━━━ DATA TO USE ━━━

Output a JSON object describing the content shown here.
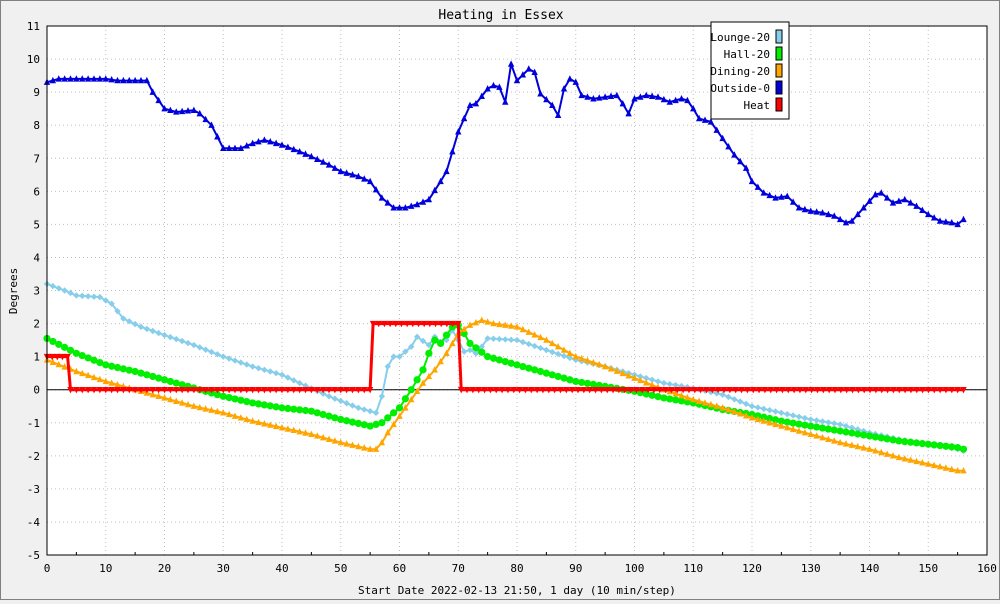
{
  "chart_data": {
    "type": "line",
    "title": "Heating in Essex",
    "xlabel": "Start Date 2022-02-13 21:50, 1 day (10 min/step)",
    "ylabel": "Degrees",
    "xlim": [
      0,
      160
    ],
    "ylim": [
      -5,
      11
    ],
    "xticks": [
      0,
      10,
      20,
      30,
      40,
      50,
      60,
      70,
      80,
      90,
      100,
      110,
      120,
      130,
      140,
      150,
      160
    ],
    "yticks": [
      -5,
      -4,
      -3,
      -2,
      -1,
      0,
      1,
      2,
      3,
      4,
      5,
      6,
      7,
      8,
      9,
      10,
      11
    ],
    "grid": true,
    "legend_position": "top-right",
    "series": [
      {
        "name": "Lounge-20",
        "color": "#87ceeb",
        "marker": "diamond",
        "points": [
          [
            0,
            3.2
          ],
          [
            3,
            3.0
          ],
          [
            5,
            2.85
          ],
          [
            9,
            2.8
          ],
          [
            11,
            2.6
          ],
          [
            13,
            2.15
          ],
          [
            16,
            1.9
          ],
          [
            20,
            1.65
          ],
          [
            25,
            1.35
          ],
          [
            30,
            1.0
          ],
          [
            35,
            0.7
          ],
          [
            40,
            0.45
          ],
          [
            43,
            0.2
          ],
          [
            48,
            -0.2
          ],
          [
            53,
            -0.55
          ],
          [
            56,
            -0.7
          ],
          [
            57,
            -0.2
          ],
          [
            58,
            0.7
          ],
          [
            59,
            1.0
          ],
          [
            60,
            1.0
          ],
          [
            62,
            1.3
          ],
          [
            63,
            1.6
          ],
          [
            65,
            1.35
          ],
          [
            66,
            1.6
          ],
          [
            67,
            1.45
          ],
          [
            68,
            1.5
          ],
          [
            69,
            1.8
          ],
          [
            70,
            1.5
          ],
          [
            71,
            1.15
          ],
          [
            72,
            1.2
          ],
          [
            73,
            1.1
          ],
          [
            74,
            1.3
          ],
          [
            75,
            1.55
          ],
          [
            80,
            1.5
          ],
          [
            85,
            1.2
          ],
          [
            90,
            0.9
          ],
          [
            95,
            0.7
          ],
          [
            100,
            0.45
          ],
          [
            105,
            0.2
          ],
          [
            110,
            0.05
          ],
          [
            115,
            -0.15
          ],
          [
            120,
            -0.5
          ],
          [
            125,
            -0.7
          ],
          [
            130,
            -0.9
          ],
          [
            135,
            -1.05
          ],
          [
            140,
            -1.3
          ],
          [
            145,
            -1.5
          ],
          [
            150,
            -1.65
          ],
          [
            155,
            -1.8
          ],
          [
            156,
            -1.85
          ]
        ]
      },
      {
        "name": "Hall-20",
        "color": "#00ee00",
        "marker": "circle",
        "points": [
          [
            0,
            1.55
          ],
          [
            5,
            1.1
          ],
          [
            10,
            0.75
          ],
          [
            15,
            0.55
          ],
          [
            20,
            0.3
          ],
          [
            25,
            0.05
          ],
          [
            30,
            -0.2
          ],
          [
            35,
            -0.4
          ],
          [
            40,
            -0.55
          ],
          [
            45,
            -0.65
          ],
          [
            50,
            -0.9
          ],
          [
            55,
            -1.1
          ],
          [
            57,
            -1.0
          ],
          [
            58,
            -0.85
          ],
          [
            60,
            -0.55
          ],
          [
            62,
            0.0
          ],
          [
            64,
            0.6
          ],
          [
            65,
            1.1
          ],
          [
            66,
            1.5
          ],
          [
            67,
            1.4
          ],
          [
            68,
            1.65
          ],
          [
            69,
            1.9
          ],
          [
            70,
            1.95
          ],
          [
            71,
            1.7
          ],
          [
            72,
            1.4
          ],
          [
            75,
            1.0
          ],
          [
            80,
            0.75
          ],
          [
            85,
            0.5
          ],
          [
            90,
            0.25
          ],
          [
            95,
            0.1
          ],
          [
            100,
            -0.05
          ],
          [
            105,
            -0.25
          ],
          [
            110,
            -0.4
          ],
          [
            115,
            -0.6
          ],
          [
            120,
            -0.75
          ],
          [
            125,
            -0.95
          ],
          [
            130,
            -1.1
          ],
          [
            135,
            -1.25
          ],
          [
            140,
            -1.4
          ],
          [
            145,
            -1.55
          ],
          [
            150,
            -1.65
          ],
          [
            155,
            -1.75
          ],
          [
            156,
            -1.8
          ]
        ]
      },
      {
        "name": "Dining-20",
        "color": "#ffa500",
        "marker": "triangle-up",
        "points": [
          [
            0,
            0.9
          ],
          [
            5,
            0.55
          ],
          [
            10,
            0.25
          ],
          [
            15,
            0.0
          ],
          [
            20,
            -0.25
          ],
          [
            25,
            -0.5
          ],
          [
            30,
            -0.7
          ],
          [
            35,
            -0.95
          ],
          [
            40,
            -1.15
          ],
          [
            45,
            -1.35
          ],
          [
            50,
            -1.6
          ],
          [
            55,
            -1.8
          ],
          [
            56,
            -1.8
          ],
          [
            57,
            -1.6
          ],
          [
            58,
            -1.3
          ],
          [
            60,
            -0.8
          ],
          [
            62,
            -0.3
          ],
          [
            64,
            0.2
          ],
          [
            66,
            0.6
          ],
          [
            68,
            1.1
          ],
          [
            70,
            1.7
          ],
          [
            72,
            1.95
          ],
          [
            74,
            2.1
          ],
          [
            76,
            2.0
          ],
          [
            80,
            1.9
          ],
          [
            85,
            1.5
          ],
          [
            90,
            1.0
          ],
          [
            95,
            0.7
          ],
          [
            100,
            0.35
          ],
          [
            105,
            0.0
          ],
          [
            110,
            -0.3
          ],
          [
            115,
            -0.55
          ],
          [
            120,
            -0.85
          ],
          [
            125,
            -1.1
          ],
          [
            130,
            -1.35
          ],
          [
            135,
            -1.6
          ],
          [
            140,
            -1.8
          ],
          [
            145,
            -2.05
          ],
          [
            150,
            -2.25
          ],
          [
            155,
            -2.45
          ],
          [
            156,
            -2.45
          ]
        ]
      },
      {
        "name": "Outside-0",
        "color": "#0000dd",
        "marker": "triangle-up",
        "points": [
          [
            0,
            9.3
          ],
          [
            2,
            9.4
          ],
          [
            5,
            9.4
          ],
          [
            10,
            9.4
          ],
          [
            12,
            9.35
          ],
          [
            15,
            9.35
          ],
          [
            17,
            9.35
          ],
          [
            18,
            9.0
          ],
          [
            20,
            8.5
          ],
          [
            22,
            8.4
          ],
          [
            25,
            8.45
          ],
          [
            26,
            8.35
          ],
          [
            28,
            8.0
          ],
          [
            30,
            7.3
          ],
          [
            33,
            7.3
          ],
          [
            35,
            7.45
          ],
          [
            37,
            7.55
          ],
          [
            40,
            7.4
          ],
          [
            43,
            7.2
          ],
          [
            45,
            7.05
          ],
          [
            48,
            6.8
          ],
          [
            50,
            6.6
          ],
          [
            53,
            6.45
          ],
          [
            55,
            6.3
          ],
          [
            57,
            5.8
          ],
          [
            59,
            5.5
          ],
          [
            61,
            5.5
          ],
          [
            63,
            5.6
          ],
          [
            65,
            5.75
          ],
          [
            67,
            6.3
          ],
          [
            68,
            6.6
          ],
          [
            69,
            7.2
          ],
          [
            70,
            7.8
          ],
          [
            71,
            8.2
          ],
          [
            72,
            8.6
          ],
          [
            73,
            8.65
          ],
          [
            75,
            9.1
          ],
          [
            76,
            9.2
          ],
          [
            77,
            9.15
          ],
          [
            78,
            8.7
          ],
          [
            79,
            9.85
          ],
          [
            80,
            9.35
          ],
          [
            82,
            9.7
          ],
          [
            83,
            9.6
          ],
          [
            84,
            8.95
          ],
          [
            86,
            8.6
          ],
          [
            87,
            8.3
          ],
          [
            88,
            9.1
          ],
          [
            89,
            9.4
          ],
          [
            90,
            9.3
          ],
          [
            91,
            8.9
          ],
          [
            93,
            8.8
          ],
          [
            95,
            8.85
          ],
          [
            97,
            8.9
          ],
          [
            98,
            8.65
          ],
          [
            99,
            8.35
          ],
          [
            100,
            8.8
          ],
          [
            102,
            8.9
          ],
          [
            104,
            8.85
          ],
          [
            106,
            8.7
          ],
          [
            108,
            8.8
          ],
          [
            109,
            8.75
          ],
          [
            110,
            8.5
          ],
          [
            111,
            8.2
          ],
          [
            113,
            8.1
          ],
          [
            115,
            7.6
          ],
          [
            117,
            7.1
          ],
          [
            119,
            6.7
          ],
          [
            120,
            6.3
          ],
          [
            122,
            5.95
          ],
          [
            124,
            5.8
          ],
          [
            126,
            5.85
          ],
          [
            128,
            5.5
          ],
          [
            130,
            5.4
          ],
          [
            132,
            5.35
          ],
          [
            134,
            5.25
          ],
          [
            136,
            5.05
          ],
          [
            137,
            5.1
          ],
          [
            139,
            5.5
          ],
          [
            141,
            5.9
          ],
          [
            142,
            5.95
          ],
          [
            144,
            5.65
          ],
          [
            146,
            5.75
          ],
          [
            148,
            5.55
          ],
          [
            150,
            5.3
          ],
          [
            152,
            5.1
          ],
          [
            154,
            5.05
          ],
          [
            155,
            5.0
          ],
          [
            156,
            5.15
          ]
        ]
      },
      {
        "name": "Heat",
        "color": "#ff0000",
        "marker": "triangle-down",
        "points": [
          [
            0,
            1.0
          ],
          [
            3.5,
            1.0
          ],
          [
            4,
            0.0
          ],
          [
            55,
            0.0
          ],
          [
            55.5,
            2.0
          ],
          [
            70,
            2.0
          ],
          [
            70.5,
            0.0
          ],
          [
            156,
            0.0
          ]
        ]
      }
    ]
  }
}
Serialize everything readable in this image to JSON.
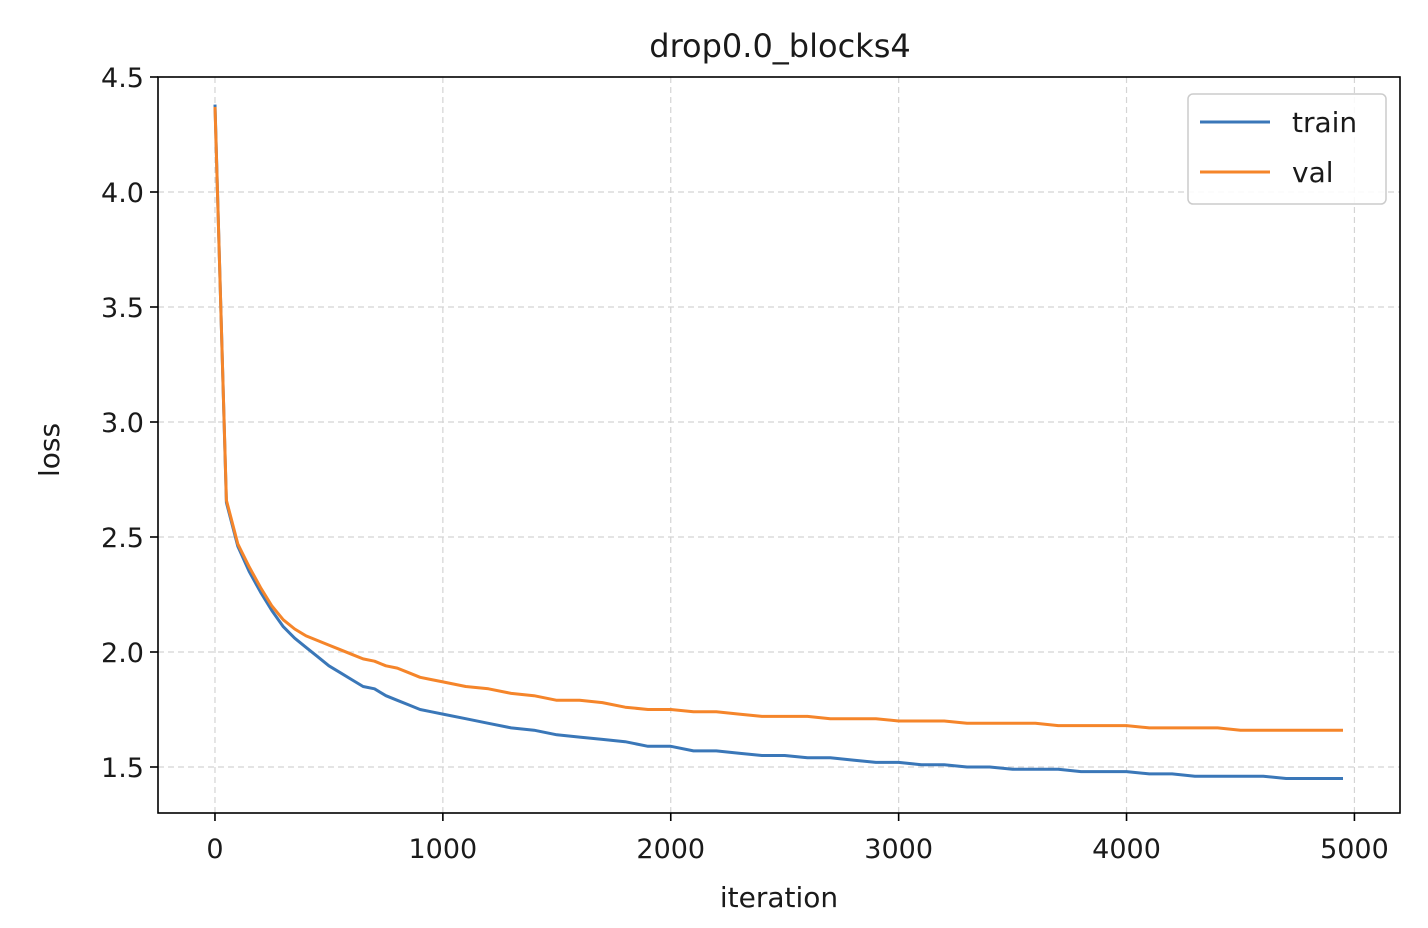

━━━

**WHAT YOU HAVE TO DO**
Gather, from the listing above, every line carrying the word "JSON".

**WORKED SOLUTION**
Output a JSON object describing the content shown here.
Serialize everything readable in this image to JSON.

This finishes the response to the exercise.